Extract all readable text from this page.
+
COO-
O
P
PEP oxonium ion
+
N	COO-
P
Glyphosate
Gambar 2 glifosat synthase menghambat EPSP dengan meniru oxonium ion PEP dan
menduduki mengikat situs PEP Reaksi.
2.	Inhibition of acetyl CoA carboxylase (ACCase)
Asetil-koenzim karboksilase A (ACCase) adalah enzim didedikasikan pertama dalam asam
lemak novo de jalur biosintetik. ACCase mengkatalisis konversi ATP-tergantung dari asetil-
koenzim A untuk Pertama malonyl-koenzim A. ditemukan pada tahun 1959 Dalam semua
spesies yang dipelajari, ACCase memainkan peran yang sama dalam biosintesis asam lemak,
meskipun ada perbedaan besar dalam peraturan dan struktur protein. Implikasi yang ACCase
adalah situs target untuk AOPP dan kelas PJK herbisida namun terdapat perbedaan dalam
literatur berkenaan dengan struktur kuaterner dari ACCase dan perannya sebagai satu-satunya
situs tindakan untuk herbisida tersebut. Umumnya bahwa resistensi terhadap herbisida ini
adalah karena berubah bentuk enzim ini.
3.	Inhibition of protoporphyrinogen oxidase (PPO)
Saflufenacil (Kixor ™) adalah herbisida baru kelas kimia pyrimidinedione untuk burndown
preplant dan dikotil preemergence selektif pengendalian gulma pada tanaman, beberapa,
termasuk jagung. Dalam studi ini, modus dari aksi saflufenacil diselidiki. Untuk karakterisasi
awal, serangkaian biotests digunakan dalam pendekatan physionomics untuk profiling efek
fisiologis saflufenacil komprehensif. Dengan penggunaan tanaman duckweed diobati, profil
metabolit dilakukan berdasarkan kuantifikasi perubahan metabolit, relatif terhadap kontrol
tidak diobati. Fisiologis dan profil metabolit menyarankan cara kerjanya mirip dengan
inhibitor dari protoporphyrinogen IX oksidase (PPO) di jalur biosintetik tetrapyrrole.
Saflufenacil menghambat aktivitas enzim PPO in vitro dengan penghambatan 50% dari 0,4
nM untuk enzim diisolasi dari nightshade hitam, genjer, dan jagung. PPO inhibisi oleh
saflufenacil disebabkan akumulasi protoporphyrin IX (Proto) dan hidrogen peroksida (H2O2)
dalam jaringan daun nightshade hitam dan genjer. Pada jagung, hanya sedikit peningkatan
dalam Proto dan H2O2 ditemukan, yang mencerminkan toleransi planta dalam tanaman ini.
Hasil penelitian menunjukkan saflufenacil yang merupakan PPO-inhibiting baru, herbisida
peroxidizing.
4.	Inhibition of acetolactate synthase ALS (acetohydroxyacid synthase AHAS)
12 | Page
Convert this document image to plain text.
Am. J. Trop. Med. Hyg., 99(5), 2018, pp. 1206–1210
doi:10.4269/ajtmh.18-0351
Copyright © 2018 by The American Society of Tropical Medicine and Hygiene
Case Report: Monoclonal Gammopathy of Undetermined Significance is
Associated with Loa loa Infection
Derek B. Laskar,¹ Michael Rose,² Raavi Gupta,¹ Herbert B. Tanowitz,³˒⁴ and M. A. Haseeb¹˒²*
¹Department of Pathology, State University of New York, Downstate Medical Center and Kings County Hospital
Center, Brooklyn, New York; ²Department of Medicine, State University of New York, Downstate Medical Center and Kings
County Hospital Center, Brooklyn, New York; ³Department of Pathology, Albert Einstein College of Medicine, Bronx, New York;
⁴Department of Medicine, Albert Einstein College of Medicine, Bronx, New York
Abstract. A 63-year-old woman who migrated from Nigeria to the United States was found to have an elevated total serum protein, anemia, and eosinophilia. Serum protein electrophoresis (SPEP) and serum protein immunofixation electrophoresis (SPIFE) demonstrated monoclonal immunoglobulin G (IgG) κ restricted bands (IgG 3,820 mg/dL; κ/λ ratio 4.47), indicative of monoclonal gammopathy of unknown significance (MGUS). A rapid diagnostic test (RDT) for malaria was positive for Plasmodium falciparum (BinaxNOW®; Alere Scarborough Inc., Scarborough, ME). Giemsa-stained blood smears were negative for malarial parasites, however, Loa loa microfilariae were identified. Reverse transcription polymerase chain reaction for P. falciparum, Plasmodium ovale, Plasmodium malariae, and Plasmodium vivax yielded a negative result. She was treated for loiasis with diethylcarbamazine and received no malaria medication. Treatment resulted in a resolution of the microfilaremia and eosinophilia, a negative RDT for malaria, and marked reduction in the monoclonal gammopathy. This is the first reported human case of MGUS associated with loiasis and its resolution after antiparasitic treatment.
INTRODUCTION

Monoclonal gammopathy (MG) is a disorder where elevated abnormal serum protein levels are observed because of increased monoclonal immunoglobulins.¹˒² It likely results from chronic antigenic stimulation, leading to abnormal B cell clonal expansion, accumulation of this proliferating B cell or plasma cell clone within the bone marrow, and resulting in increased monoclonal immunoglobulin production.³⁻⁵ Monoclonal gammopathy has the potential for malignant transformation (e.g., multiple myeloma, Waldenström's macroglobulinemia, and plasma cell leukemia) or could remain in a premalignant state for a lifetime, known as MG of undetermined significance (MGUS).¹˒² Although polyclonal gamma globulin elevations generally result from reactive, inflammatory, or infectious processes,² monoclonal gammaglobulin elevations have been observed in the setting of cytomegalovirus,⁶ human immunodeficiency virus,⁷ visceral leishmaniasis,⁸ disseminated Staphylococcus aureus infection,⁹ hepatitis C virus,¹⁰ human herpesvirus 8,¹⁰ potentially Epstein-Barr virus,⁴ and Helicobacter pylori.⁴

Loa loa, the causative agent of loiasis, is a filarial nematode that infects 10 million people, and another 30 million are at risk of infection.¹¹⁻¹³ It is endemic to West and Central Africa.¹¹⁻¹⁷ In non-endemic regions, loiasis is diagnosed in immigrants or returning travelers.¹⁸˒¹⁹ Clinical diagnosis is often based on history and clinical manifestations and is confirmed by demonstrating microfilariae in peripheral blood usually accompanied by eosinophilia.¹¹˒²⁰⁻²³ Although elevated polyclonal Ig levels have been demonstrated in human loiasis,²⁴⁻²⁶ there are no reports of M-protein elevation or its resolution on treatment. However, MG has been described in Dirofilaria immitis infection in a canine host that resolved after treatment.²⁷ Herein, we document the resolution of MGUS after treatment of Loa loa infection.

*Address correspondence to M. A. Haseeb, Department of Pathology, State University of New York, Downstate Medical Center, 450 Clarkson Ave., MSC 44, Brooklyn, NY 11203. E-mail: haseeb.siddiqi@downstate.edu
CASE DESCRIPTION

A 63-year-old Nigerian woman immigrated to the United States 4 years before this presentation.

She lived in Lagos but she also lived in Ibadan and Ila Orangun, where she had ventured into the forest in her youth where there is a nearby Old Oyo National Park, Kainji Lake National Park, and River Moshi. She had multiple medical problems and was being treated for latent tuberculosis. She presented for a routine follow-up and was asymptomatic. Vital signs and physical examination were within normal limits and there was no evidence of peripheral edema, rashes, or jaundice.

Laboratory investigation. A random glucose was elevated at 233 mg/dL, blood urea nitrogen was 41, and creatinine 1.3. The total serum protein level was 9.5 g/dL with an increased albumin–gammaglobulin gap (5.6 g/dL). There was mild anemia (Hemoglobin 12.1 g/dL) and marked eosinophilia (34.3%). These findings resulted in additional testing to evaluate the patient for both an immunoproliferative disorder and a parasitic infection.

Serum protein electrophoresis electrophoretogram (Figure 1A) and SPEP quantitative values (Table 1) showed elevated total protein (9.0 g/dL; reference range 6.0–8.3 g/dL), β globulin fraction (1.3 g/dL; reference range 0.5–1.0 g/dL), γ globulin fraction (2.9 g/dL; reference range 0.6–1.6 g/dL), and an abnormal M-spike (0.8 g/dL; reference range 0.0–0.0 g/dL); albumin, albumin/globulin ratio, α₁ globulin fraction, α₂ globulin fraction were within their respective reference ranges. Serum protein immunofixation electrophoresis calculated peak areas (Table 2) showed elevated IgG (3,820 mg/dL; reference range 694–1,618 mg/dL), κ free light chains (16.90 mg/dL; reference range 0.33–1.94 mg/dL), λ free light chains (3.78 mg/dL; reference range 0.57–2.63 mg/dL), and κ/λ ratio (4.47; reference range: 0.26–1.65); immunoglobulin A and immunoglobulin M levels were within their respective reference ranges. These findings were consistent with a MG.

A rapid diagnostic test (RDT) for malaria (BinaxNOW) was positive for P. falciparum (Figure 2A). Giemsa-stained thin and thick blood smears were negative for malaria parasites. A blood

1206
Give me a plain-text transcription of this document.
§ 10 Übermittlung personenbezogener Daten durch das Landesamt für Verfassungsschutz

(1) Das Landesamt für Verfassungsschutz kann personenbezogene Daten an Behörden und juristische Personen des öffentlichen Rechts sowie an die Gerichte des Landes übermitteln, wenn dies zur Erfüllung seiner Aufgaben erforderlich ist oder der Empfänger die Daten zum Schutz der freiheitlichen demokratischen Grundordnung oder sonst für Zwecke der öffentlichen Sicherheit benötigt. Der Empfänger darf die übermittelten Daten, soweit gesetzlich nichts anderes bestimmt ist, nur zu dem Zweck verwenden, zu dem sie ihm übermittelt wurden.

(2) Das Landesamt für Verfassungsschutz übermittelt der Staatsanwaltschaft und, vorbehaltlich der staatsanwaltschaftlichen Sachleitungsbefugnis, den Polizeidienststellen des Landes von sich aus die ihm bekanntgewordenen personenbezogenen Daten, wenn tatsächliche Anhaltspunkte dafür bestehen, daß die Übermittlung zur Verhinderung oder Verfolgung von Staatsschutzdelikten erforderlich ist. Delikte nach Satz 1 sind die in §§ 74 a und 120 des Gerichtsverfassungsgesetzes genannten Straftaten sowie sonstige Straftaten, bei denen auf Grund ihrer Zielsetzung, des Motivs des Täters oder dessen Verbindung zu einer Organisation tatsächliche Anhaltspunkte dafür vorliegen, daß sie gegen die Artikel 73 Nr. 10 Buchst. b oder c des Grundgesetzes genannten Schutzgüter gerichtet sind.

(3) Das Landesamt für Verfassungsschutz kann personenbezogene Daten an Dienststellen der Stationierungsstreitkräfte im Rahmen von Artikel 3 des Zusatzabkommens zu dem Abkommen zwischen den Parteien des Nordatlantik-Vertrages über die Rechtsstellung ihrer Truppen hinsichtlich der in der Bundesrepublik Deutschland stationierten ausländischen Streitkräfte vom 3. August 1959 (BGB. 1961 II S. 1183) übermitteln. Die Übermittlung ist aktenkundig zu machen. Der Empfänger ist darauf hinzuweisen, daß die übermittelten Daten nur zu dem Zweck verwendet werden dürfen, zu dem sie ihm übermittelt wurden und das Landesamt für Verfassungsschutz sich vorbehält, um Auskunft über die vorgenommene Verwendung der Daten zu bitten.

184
◇ ◇ ◇
Report each line of the entries where the word "stained" occurs.

> _Reply to the exercise_:
Abstract. A 63-year-old woman who migrated from Nigeria to the United States was found to have an elevated total serum protein, anemia, and eosinophilia. Serum protein electrophoresis (SPEP) and serum protein immunofixation electrophoresis (SPIFE) demonstrated monoclonal immunoglobulin G (IgG) κ restricted bands (IgG 3,820 mg/dL; κ/λ ratio 4.47), indicative of monoclonal gammopathy of unknown significance (MGUS). A rapid diagnostic test (RDT) for malaria was positive for Plasmodium falciparum (BinaxNOW®; Alere Scarborough Inc., Scarborough, ME). Giemsa-stained blood smears were negative for malarial parasites, however, Loa loa microfilariae were identified. Reverse transcription polymerase chain reaction for P. falciparum, Plasmodium ovale, Plasmodium malariae, and Plasmodium vivax yielded a negative result. She was treated for loiasis with diethylcarbamazine and received no malaria medication. Treatment resulted in a resolution of the microfilaremia and eosinophilia, a negative RDT for malaria, and marked reduction in the monoclonal gammopathy. This is the first reported human case of MGUS associated with loiasis and its resolution after antiparasitic treatment.
A rapid diagnostic test (RDT) for malaria (BinaxNOW) was positive for P. falciparum (Figure 2A). Giemsa-stained thin and thick blood smears were negative for malaria parasites. A blood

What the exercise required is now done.